**Work to be completed**
When a line of the records below contains the string "Haiti", copy that whole line.

(Interface dataset entries)
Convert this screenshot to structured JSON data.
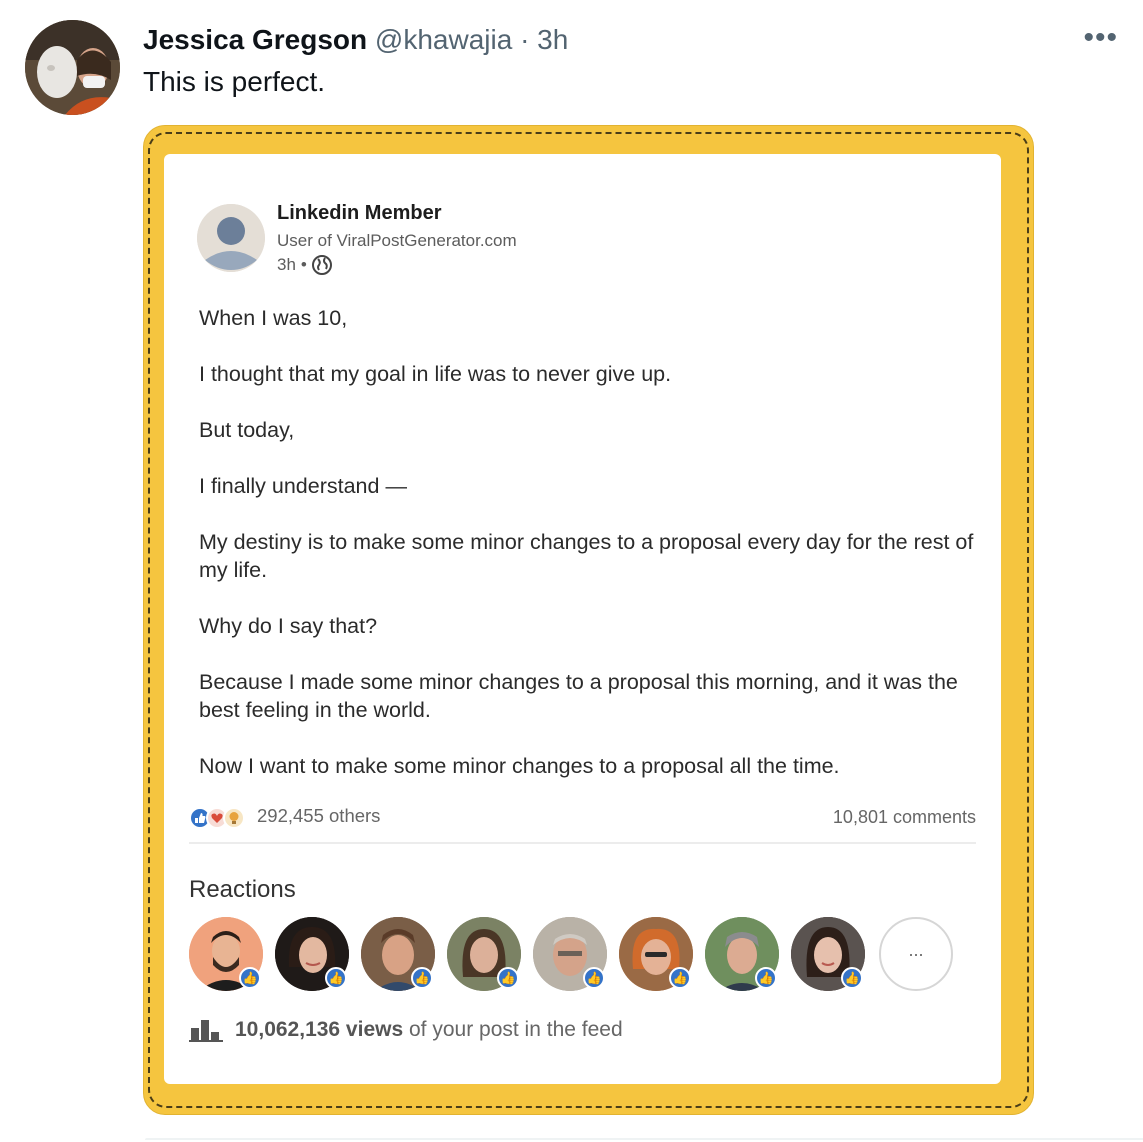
{
  "tweet": {
    "author_name": "Jessica Gregson",
    "handle": "@khawajia",
    "separator": "·",
    "time": "3h",
    "more_label": "•••",
    "text": "This is perfect."
  },
  "linkedin_post": {
    "author": "Linkedin Member",
    "subtitle": "User of ViralPostGenerator.com",
    "time": "3h",
    "meta_separator": "•",
    "visibility_icon": "globe-icon",
    "paragraphs": [
      "When I was 10,",
      "I thought that my goal in life was to never give up.",
      "But today,",
      "I finally understand —",
      "My destiny is to make some minor changes to a proposal every day for the rest of my life.",
      "Why do I say that?",
      "Because I made some minor changes to a proposal this morning, and it was the best feeling in the world.",
      "Now I want to make some minor changes to a proposal all the time."
    ],
    "reactions_summary": "292,455 others",
    "reaction_icons": [
      "like-icon",
      "love-icon",
      "insightful-icon"
    ],
    "comments": "10,801 comments",
    "reactions_title": "Reactions",
    "reactors_more": "...",
    "views_number": "10,062,136 views",
    "views_suffix": "of your post in the feed"
  },
  "colors": {
    "frame_yellow": "#f5c53f",
    "like_blue": "#3473c8",
    "love_red": "#d94c3b",
    "insight_yellow": "#e7a33e"
  }
}
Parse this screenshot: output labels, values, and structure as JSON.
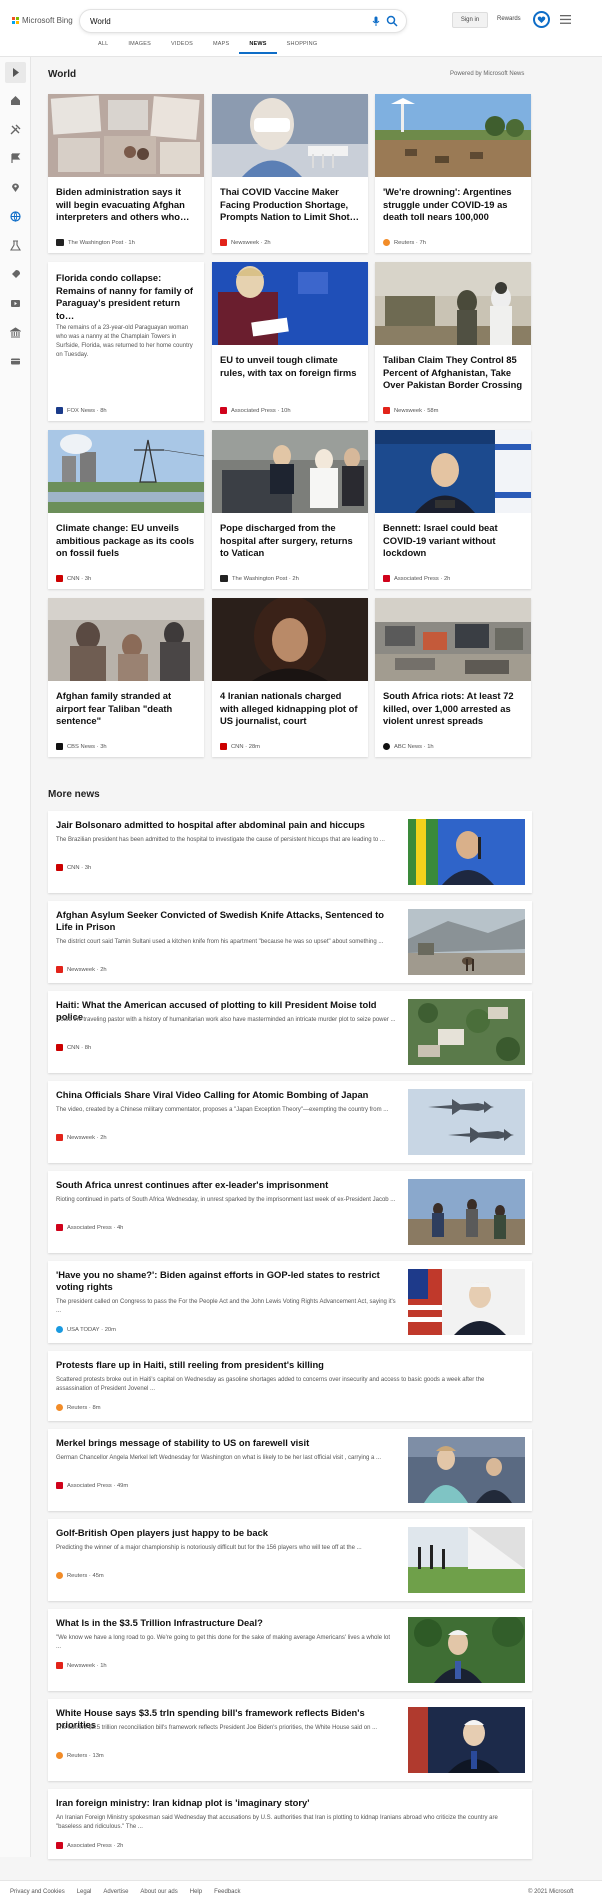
{
  "header": {
    "logo_text": "Microsoft Bing",
    "search_value": "World",
    "signin_label": "Sign in",
    "rewards_label": "Rewards",
    "tabs": [
      {
        "label": "All",
        "active": false
      },
      {
        "label": "Images",
        "active": false
      },
      {
        "label": "Videos",
        "active": false
      },
      {
        "label": "Maps",
        "active": false
      },
      {
        "label": "News",
        "active": true
      },
      {
        "label": "Shopping",
        "active": false
      }
    ]
  },
  "sidebar": {
    "icons": [
      "expand-icon",
      "home-icon",
      "tools-icon",
      "flag-icon",
      "location-icon",
      "globe-icon",
      "science-icon",
      "rocket-icon",
      "entertainment-icon",
      "bank-icon",
      "money-icon"
    ]
  },
  "world": {
    "title": "World",
    "powered_by": "Powered by Microsoft News",
    "cards": [
      {
        "title": "Biden administration says it will begin evacuating Afghan interpreters and others who…",
        "source": "The Washington Post",
        "time": "1h"
      },
      {
        "title": "Thai COVID Vaccine Maker Facing Production Shortage, Prompts Nation to Limit Shot…",
        "source": "Newsweek",
        "time": "2h"
      },
      {
        "title": "'We're drowning': Argentines struggle under COVID-19 as death toll nears 100,000",
        "source": "Reuters",
        "time": "7h"
      },
      {
        "title": "Florida condo collapse: Remains of nanny for family of Paraguay's president return to…",
        "desc": "The remains of a 23-year-old Paraguayan woman who was a nanny at the Champlain Towers in Surfside, Florida, was returned to her home country on Tuesday.",
        "source": "FOX News",
        "time": "8h"
      },
      {
        "title": "EU to unveil tough climate rules, with tax on foreign firms",
        "source": "Associated Press",
        "time": "10h"
      },
      {
        "title": "Taliban Claim They Control 85 Percent of Afghanistan, Take Over Pakistan Border Crossing",
        "source": "Newsweek",
        "time": "58m"
      },
      {
        "title": "Climate change: EU unveils ambitious package as its cools on fossil fuels",
        "source": "CNN",
        "time": "3h"
      },
      {
        "title": "Pope discharged from the hospital after surgery, returns to Vatican",
        "source": "The Washington Post",
        "time": "2h"
      },
      {
        "title": "Bennett: Israel could beat COVID-19 variant without lockdown",
        "source": "Associated Press",
        "time": "2h"
      },
      {
        "title": "Afghan family stranded at airport fear Taliban \"death sentence\"",
        "source": "CBS News",
        "time": "3h"
      },
      {
        "title": "4 Iranian nationals charged with alleged kidnapping plot of US journalist, court document…",
        "source": "CNN",
        "time": "28m"
      },
      {
        "title": "South Africa riots: At least 72 killed, over 1,000 arrested as violent unrest spreads",
        "source": "ABC News",
        "time": "1h"
      }
    ]
  },
  "more_news": {
    "title": "More news",
    "items": [
      {
        "title": "Jair Bolsonaro admitted to hospital after abdominal pain and hiccups",
        "desc": "The Brazilian president has been admitted to the hospital to investigate the cause of persistent hiccups that are leading to ...",
        "source": "CNN",
        "time": "3h"
      },
      {
        "title": "Afghan Asylum Seeker Convicted of Swedish Knife Attacks, Sentenced to Life in Prison",
        "desc": "The district court said Tamin Sultani used a kitchen knife from his apartment \"because he was so upset\" about something ...",
        "source": "Newsweek",
        "time": "2h"
      },
      {
        "title": "Haiti: What the American accused of plotting to kill President Moise told police",
        "desc": "Could the traveling pastor with a history of humanitarian work also have masterminded an intricate murder plot to seize power ...",
        "source": "CNN",
        "time": "8h"
      },
      {
        "title": "China Officials Share Viral Video Calling for Atomic Bombing of Japan",
        "desc": "The video, created by a Chinese military commentator, proposes a \"Japan Exception Theory\"—exempting the country from ...",
        "source": "Newsweek",
        "time": "2h"
      },
      {
        "title": "South Africa unrest continues after ex-leader's imprisonment",
        "desc": "Rioting continued in parts of South Africa Wednesday, in unrest sparked by the imprisonment last week of ex-President Jacob ...",
        "source": "Associated Press",
        "time": "4h"
      },
      {
        "title": "'Have you no shame?': Biden against efforts in GOP-led states to restrict voting rights",
        "desc": "The president called on Congress to pass the For the People Act and the John Lewis Voting Rights Advancement Act, saying it's ...",
        "source": "USA TODAY",
        "time": "20m"
      },
      {
        "title": "Protests flare up in Haiti, still reeling from president's killing",
        "desc": "Scattered protests broke out in Haiti's capital on Wednesday as gasoline shortages added to concerns over insecurity and access to basic goods a week after the assassination of President Jovenel ...",
        "source": "Reuters",
        "time": "8m"
      },
      {
        "title": "Merkel brings message of stability to US on farewell visit",
        "desc": "German Chancellor Angela Merkel left Wednesday for Washington on what is likely to be her last official visit , carrying a ...",
        "source": "Associated Press",
        "time": "49m"
      },
      {
        "title": "Golf-British Open players just happy to be back",
        "desc": "Predicting the winner of a major championship is notoriously difficult but for the 156 players who will tee off at the ...",
        "source": "Reuters",
        "time": "45m"
      },
      {
        "title": "What Is in the $3.5 Trillion Infrastructure Deal?",
        "desc": "\"We know we have a long road to go. We're going to get this done for the sake of making average Americans' lives a whole lot ...",
        "source": "Newsweek",
        "time": "1h"
      },
      {
        "title": "White House says $3.5 trln spending bill's framework reflects Biden's priorities",
        "desc": "The current $3.5 trillion reconciliation bill's framework reflects President Joe Biden's priorities, the White House said on ...",
        "source": "Reuters",
        "time": "13m"
      },
      {
        "title": "Iran foreign ministry: Iran kidnap plot is 'imaginary story'",
        "desc": "An Iranian Foreign Ministry spokesman said Wednesday that accusations by U.S. authorities that Iran is plotting to kidnap Iranians abroad who criticize the country are \"baseless and ridiculous.\" The ...",
        "source": "Associated Press",
        "time": "2h"
      }
    ]
  },
  "footer": {
    "links": [
      "Privacy and Cookies",
      "Legal",
      "Advertise",
      "About our ads",
      "Help",
      "Feedback"
    ],
    "copyright": "© 2021 Microsoft"
  },
  "colors": {
    "accent": "#0e6dc7",
    "washington_post": "#222222",
    "newsweek": "#e2231a",
    "reuters": "#f28c28",
    "fox": "#1a3b8a",
    "ap": "#d0021b",
    "cnn": "#cc0000",
    "cbs": "#111111",
    "abc": "#111111",
    "usatoday": "#1a9ae0"
  }
}
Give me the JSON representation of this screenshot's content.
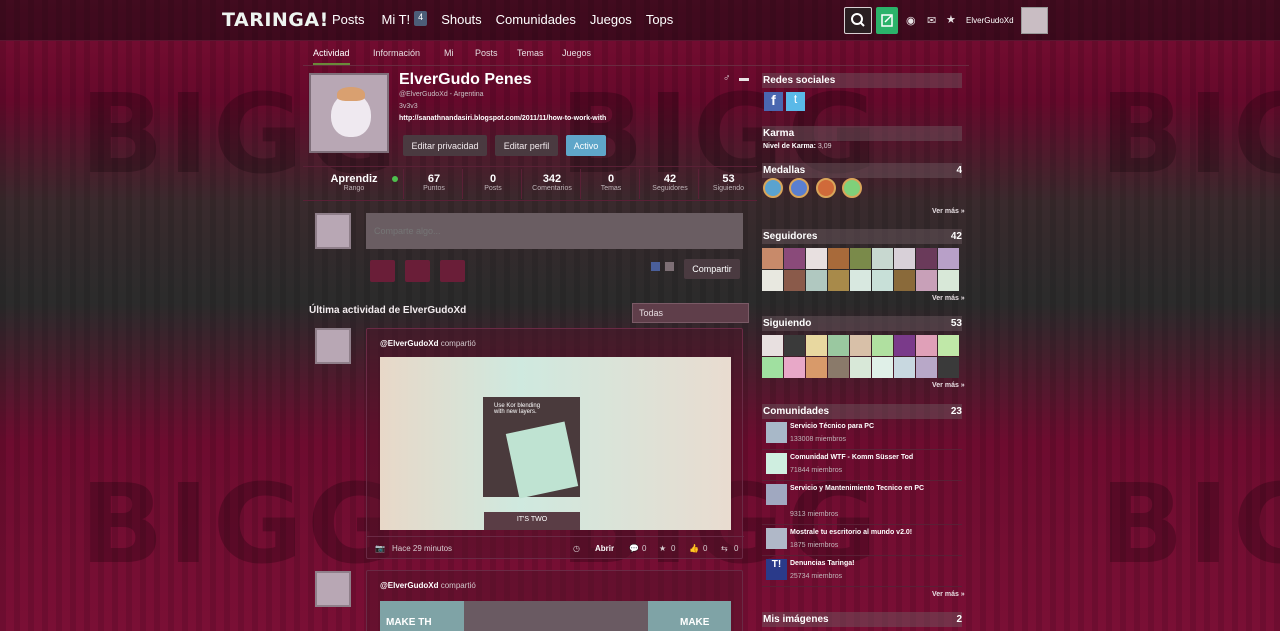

**Answer below**
        "title": "Haiti: What the American accused of plotting to kill President Moise told police",
        "title": "Protests flare up in Haiti, still reeling from president's killing",
        "desc": "Scattered protests broke out in Haiti's capital on Wednesday as gasoline shortages added to concerns over insecurity and access to basic goods a week after the assassination of President Jovenel ...",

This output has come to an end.